## Task requirements
Copy out the data below as written; omit any images.

-- START --

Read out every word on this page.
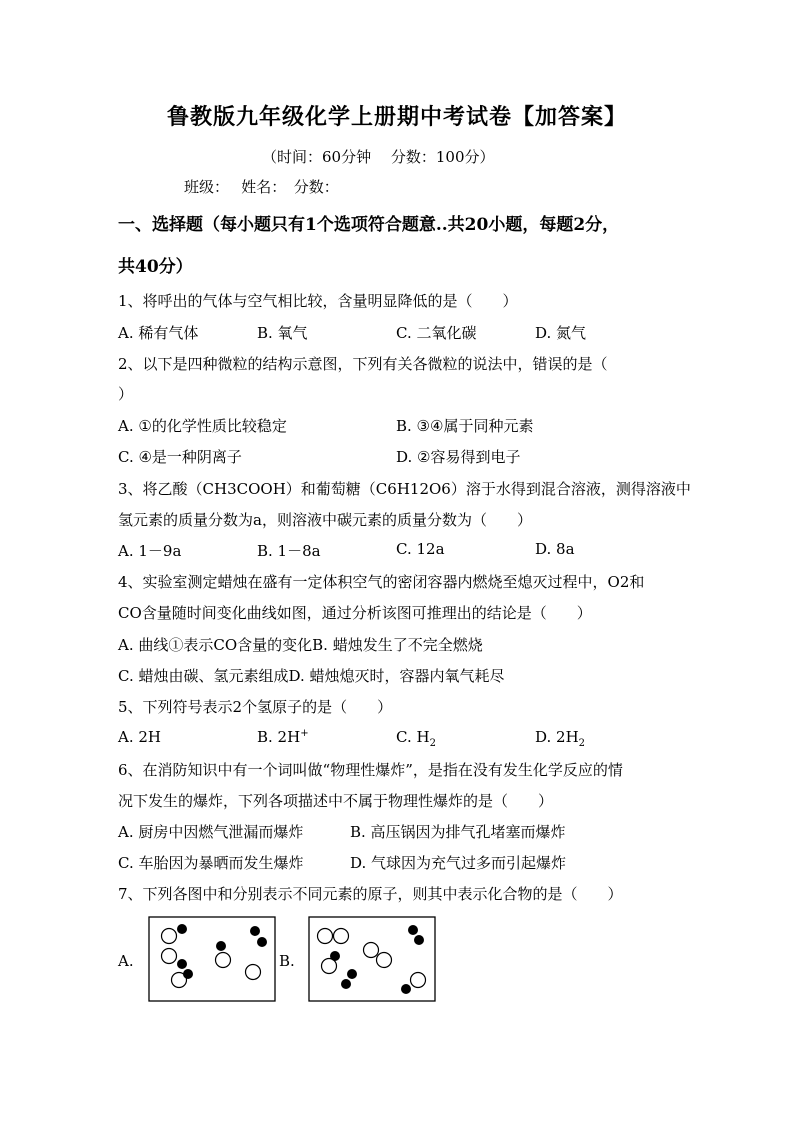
鲁教版九年级化学上册期中考试卷【加答案】
（时间：60分钟　 分数：100分）
班级：　 姓名：　分数：
一、选择题（每小题只有1个选项符合题意..共20小题，每题2分，
共40分）
1、将呼出的气体与空气相比较，含量明显降低的是（　　）
A. 稀有气体	B. 氧气	C. 二氧化碳	D. 氮气
2、以下是四种微粒的结构示意图，下列有关各微粒的说法中，错误的是（
）
A. ①的化学性质比较稳定	B. ③④属于同种元素
C. ④是一种阴离子	D. ②容易得到电子
3、将乙酸（CH3COOH）和葡萄糖（C6H12O6）溶于水得到混合溶液，测得溶液中
氢元素的质量分数为a，则溶液中碳元素的质量分数为（　　）
A. 1－9a	B. 1－8a	C. 12a	D. 8a
4、实验室测定蜡烛在盛有一定体积空气的密闭容器内燃烧至熄灭过程中，O2和
CO含量随时间变化曲线如图，通过分析该图可推理出的结论是（　　）
A. 曲线①表示CO含量的变化B. 蜡烛发生了不完全燃烧
C. 蜡烛由碳、氢元素组成D. 蜡烛熄灭时，容器内氧气耗尽
5、下列符号表示2个氢原子的是（　　）
A. 2H	B. 2H+	C. $H_2$	D. $2H_2$
6、在消防知识中有一个词叫做“物理性爆炸”，是指在没有发生化学反应的情
况下发生的爆炸，下列各项描述中不属于物理性爆炸的是（　　）
A. 厨房中因燃气泄漏而爆炸	B. 高压锅因为排气孔堵塞而爆炸
C. 车胎因为暴晒而发生爆炸	D. 气球因为充气过多而引起爆炸
7、下列各图中和分别表示不同元素的原子，则其中表示化合物的是（　　）
A.	B.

-- END --

## Correct result
Read out every word on this page.
鲁教版九年级化学上册期中考试卷【加答案】
（时间：60分钟　 分数：100分）
班级：　 姓名：　分数：
一、选择题（每小题只有1个选项符合题意..共20小题，每题2分，
共40分）
1、将呼出的气体与空气相比较，含量明显降低的是（　　）
A. 稀有气体	B. 氧气	C. 二氧化碳	D. 氮气
2、以下是四种微粒的结构示意图，下列有关各微粒的说法中，错误的是（
）
A. ①的化学性质比较稳定	B. ③④属于同种元素
C. ④是一种阴离子	D. ②容易得到电子
3、将乙酸（CH3COOH）和葡萄糖（C6H12O6）溶于水得到混合溶液，测得溶液中
氢元素的质量分数为a，则溶液中碳元素的质量分数为（　　）
A. 1－9a	B. 1－8a	C. 12a	D. 8a
4、实验室测定蜡烛在盛有一定体积空气的密闭容器内燃烧至熄灭过程中，O2和
CO含量随时间变化曲线如图，通过分析该图可推理出的结论是（　　）
A. 曲线①表示CO含量的变化B. 蜡烛发生了不完全燃烧
C. 蜡烛由碳、氢元素组成D. 蜡烛熄灭时，容器内氧气耗尽
5、下列符号表示2个氢原子的是（　　）
A. 2H	B. 2H+	C. $H_2$	D. $2H_2$
6、在消防知识中有一个词叫做“物理性爆炸”，是指在没有发生化学反应的情
况下发生的爆炸，下列各项描述中不属于物理性爆炸的是（　　）
A. 厨房中因燃气泄漏而爆炸	B. 高压锅因为排气孔堵塞而爆炸
C. 车胎因为暴晒而发生爆炸	D. 气球因为充气过多而引起爆炸
7、下列各图中和分别表示不同元素的原子，则其中表示化合物的是（　　）
A.	B.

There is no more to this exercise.